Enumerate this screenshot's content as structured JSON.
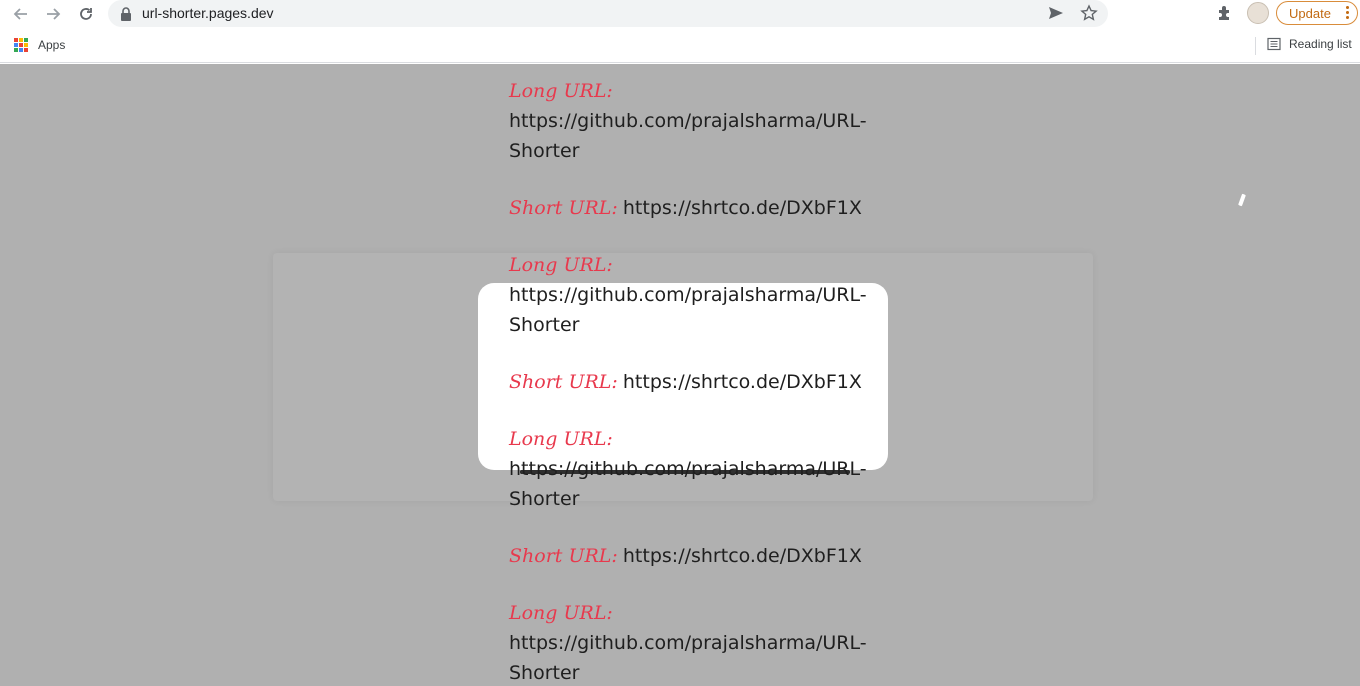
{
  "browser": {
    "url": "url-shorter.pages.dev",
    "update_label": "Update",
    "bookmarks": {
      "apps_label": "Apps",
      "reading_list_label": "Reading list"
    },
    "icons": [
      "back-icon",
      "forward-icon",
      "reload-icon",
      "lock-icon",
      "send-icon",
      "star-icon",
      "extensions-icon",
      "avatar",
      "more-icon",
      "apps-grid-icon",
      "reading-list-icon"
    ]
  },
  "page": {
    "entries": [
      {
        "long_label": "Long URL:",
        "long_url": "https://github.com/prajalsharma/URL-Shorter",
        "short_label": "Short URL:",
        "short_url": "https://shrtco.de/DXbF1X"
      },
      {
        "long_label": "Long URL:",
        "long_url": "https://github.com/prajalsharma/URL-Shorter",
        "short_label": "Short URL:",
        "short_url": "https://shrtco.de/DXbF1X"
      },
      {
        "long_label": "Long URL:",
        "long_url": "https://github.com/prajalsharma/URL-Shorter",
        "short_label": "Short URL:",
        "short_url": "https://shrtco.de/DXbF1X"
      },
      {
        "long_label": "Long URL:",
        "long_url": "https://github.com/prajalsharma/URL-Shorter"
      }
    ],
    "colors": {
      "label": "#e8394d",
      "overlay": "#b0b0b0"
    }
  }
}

──────────────────────────────

Required task
Identify the lines in the entries that hold "list" and return each one.

Exercise response
      "reading_list_label": "Reading list"
      "reading-list-icon"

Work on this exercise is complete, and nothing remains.